[begin RECORDS SHOWN]

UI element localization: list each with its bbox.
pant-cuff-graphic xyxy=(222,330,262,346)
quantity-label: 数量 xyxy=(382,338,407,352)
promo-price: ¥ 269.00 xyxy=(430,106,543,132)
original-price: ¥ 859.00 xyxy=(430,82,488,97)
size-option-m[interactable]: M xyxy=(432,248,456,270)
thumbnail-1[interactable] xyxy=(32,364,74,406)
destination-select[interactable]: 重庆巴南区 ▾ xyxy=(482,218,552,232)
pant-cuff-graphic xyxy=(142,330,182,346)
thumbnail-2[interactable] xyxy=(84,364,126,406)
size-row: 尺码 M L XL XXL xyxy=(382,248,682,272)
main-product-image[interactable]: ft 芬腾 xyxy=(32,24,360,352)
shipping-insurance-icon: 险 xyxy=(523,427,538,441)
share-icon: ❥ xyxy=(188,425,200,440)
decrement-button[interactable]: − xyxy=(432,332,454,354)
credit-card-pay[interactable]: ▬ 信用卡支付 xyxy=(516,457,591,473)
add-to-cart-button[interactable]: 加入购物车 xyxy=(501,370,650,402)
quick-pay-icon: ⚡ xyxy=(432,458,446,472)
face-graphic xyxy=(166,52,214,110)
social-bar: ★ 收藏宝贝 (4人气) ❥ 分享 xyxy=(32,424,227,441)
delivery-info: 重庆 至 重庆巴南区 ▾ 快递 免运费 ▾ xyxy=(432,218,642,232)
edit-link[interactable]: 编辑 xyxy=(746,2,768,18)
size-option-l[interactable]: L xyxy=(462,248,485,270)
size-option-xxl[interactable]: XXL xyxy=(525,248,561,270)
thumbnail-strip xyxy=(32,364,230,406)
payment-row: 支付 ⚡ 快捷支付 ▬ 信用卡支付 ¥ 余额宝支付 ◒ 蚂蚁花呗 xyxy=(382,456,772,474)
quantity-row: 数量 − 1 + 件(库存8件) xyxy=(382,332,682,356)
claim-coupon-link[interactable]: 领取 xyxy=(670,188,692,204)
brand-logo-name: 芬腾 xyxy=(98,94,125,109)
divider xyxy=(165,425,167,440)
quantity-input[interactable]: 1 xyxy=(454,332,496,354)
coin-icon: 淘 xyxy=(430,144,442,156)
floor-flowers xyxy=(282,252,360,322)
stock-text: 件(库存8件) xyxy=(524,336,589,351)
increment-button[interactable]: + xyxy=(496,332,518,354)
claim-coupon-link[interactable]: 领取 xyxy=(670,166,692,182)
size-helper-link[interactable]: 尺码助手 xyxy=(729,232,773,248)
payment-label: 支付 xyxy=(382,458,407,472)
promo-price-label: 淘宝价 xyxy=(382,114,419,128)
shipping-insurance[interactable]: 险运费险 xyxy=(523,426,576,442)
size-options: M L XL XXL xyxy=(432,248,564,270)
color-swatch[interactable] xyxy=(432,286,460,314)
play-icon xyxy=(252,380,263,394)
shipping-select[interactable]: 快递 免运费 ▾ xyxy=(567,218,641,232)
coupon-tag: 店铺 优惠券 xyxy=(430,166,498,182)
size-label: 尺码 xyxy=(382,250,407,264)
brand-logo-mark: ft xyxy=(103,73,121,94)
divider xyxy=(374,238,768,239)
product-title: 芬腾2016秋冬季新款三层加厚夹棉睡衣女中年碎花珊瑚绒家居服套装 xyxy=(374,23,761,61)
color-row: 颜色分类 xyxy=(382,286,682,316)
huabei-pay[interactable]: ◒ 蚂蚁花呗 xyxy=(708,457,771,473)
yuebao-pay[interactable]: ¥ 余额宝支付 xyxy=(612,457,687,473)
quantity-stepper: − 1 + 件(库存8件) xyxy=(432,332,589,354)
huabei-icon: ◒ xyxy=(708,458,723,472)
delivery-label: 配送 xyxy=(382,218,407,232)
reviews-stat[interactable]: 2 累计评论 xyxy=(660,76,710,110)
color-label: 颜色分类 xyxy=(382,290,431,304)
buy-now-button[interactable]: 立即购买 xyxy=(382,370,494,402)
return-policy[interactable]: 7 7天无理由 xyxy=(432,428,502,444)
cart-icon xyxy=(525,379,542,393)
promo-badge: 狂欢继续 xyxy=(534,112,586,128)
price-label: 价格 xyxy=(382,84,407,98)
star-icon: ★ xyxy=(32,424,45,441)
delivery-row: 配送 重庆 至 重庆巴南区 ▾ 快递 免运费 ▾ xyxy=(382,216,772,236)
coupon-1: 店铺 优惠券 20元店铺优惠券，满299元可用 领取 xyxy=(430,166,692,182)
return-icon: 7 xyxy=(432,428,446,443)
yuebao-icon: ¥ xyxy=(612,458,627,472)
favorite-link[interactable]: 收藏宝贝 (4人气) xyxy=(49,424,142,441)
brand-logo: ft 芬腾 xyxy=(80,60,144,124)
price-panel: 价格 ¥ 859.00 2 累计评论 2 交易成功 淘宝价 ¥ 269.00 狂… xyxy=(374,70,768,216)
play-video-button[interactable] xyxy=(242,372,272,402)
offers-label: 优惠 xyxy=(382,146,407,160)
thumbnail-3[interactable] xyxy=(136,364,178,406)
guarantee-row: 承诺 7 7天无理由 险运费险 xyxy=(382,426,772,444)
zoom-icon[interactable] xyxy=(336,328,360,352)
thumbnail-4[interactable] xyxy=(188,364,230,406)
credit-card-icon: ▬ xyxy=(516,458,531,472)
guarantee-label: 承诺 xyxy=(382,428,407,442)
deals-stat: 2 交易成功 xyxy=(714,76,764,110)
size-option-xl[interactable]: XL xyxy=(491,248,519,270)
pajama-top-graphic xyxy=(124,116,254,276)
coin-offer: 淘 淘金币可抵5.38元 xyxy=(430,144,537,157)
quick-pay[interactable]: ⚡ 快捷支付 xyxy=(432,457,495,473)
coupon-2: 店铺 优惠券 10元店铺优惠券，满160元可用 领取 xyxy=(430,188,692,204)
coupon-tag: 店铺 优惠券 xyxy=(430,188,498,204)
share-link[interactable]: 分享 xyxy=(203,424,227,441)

[end RECORDS SHOWN]

REQUIRED TASK:
Copy out the records above, from the first line down to the line containing "coupon-tag: 店铺 优惠券 xyxy=(430,166,498,182)", with both ends included.

IN RESPONSE:
UI element localization: list each with its bbox.
pant-cuff-graphic xyxy=(222,330,262,346)
quantity-label: 数量 xyxy=(382,338,407,352)
promo-price: ¥ 269.00 xyxy=(430,106,543,132)
original-price: ¥ 859.00 xyxy=(430,82,488,97)
size-option-m[interactable]: M xyxy=(432,248,456,270)
thumbnail-1[interactable] xyxy=(32,364,74,406)
destination-select[interactable]: 重庆巴南区 ▾ xyxy=(482,218,552,232)
pant-cuff-graphic xyxy=(142,330,182,346)
thumbnail-2[interactable] xyxy=(84,364,126,406)
size-row: 尺码 M L XL XXL xyxy=(382,248,682,272)
main-product-image[interactable]: ft 芬腾 xyxy=(32,24,360,352)
shipping-insurance-icon: 险 xyxy=(523,427,538,441)
share-icon: ❥ xyxy=(188,425,200,440)
decrement-button[interactable]: − xyxy=(432,332,454,354)
credit-card-pay[interactable]: ▬ 信用卡支付 xyxy=(516,457,591,473)
add-to-cart-button[interactable]: 加入购物车 xyxy=(501,370,650,402)
quick-pay-icon: ⚡ xyxy=(432,458,446,472)
face-graphic xyxy=(166,52,214,110)
social-bar: ★ 收藏宝贝 (4人气) ❥ 分享 xyxy=(32,424,227,441)
delivery-info: 重庆 至 重庆巴南区 ▾ 快递 免运费 ▾ xyxy=(432,218,642,232)
edit-link[interactable]: 编辑 xyxy=(746,2,768,18)
size-option-l[interactable]: L xyxy=(462,248,485,270)
size-option-xxl[interactable]: XXL xyxy=(525,248,561,270)
thumbnail-strip xyxy=(32,364,230,406)
payment-row: 支付 ⚡ 快捷支付 ▬ 信用卡支付 ¥ 余额宝支付 ◒ 蚂蚁花呗 xyxy=(382,456,772,474)
quantity-row: 数量 − 1 + 件(库存8件) xyxy=(382,332,682,356)
claim-coupon-link[interactable]: 领取 xyxy=(670,188,692,204)
brand-logo-name: 芬腾 xyxy=(98,94,125,109)
divider xyxy=(165,425,167,440)
quantity-input[interactable]: 1 xyxy=(454,332,496,354)
coin-icon: 淘 xyxy=(430,144,442,156)
floor-flowers xyxy=(282,252,360,322)
stock-text: 件(库存8件) xyxy=(524,336,589,351)
increment-button[interactable]: + xyxy=(496,332,518,354)
claim-coupon-link[interactable]: 领取 xyxy=(670,166,692,182)
size-helper-link[interactable]: 尺码助手 xyxy=(729,232,773,248)
payment-label: 支付 xyxy=(382,458,407,472)
promo-price-label: 淘宝价 xyxy=(382,114,419,128)
shipping-insurance[interactable]: 险运费险 xyxy=(523,426,576,442)
size-options: M L XL XXL xyxy=(432,248,564,270)
color-swatch[interactable] xyxy=(432,286,460,314)
play-icon xyxy=(252,380,263,394)
shipping-select[interactable]: 快递 免运费 ▾ xyxy=(567,218,641,232)
coupon-tag: 店铺 优惠券 xyxy=(430,166,498,182)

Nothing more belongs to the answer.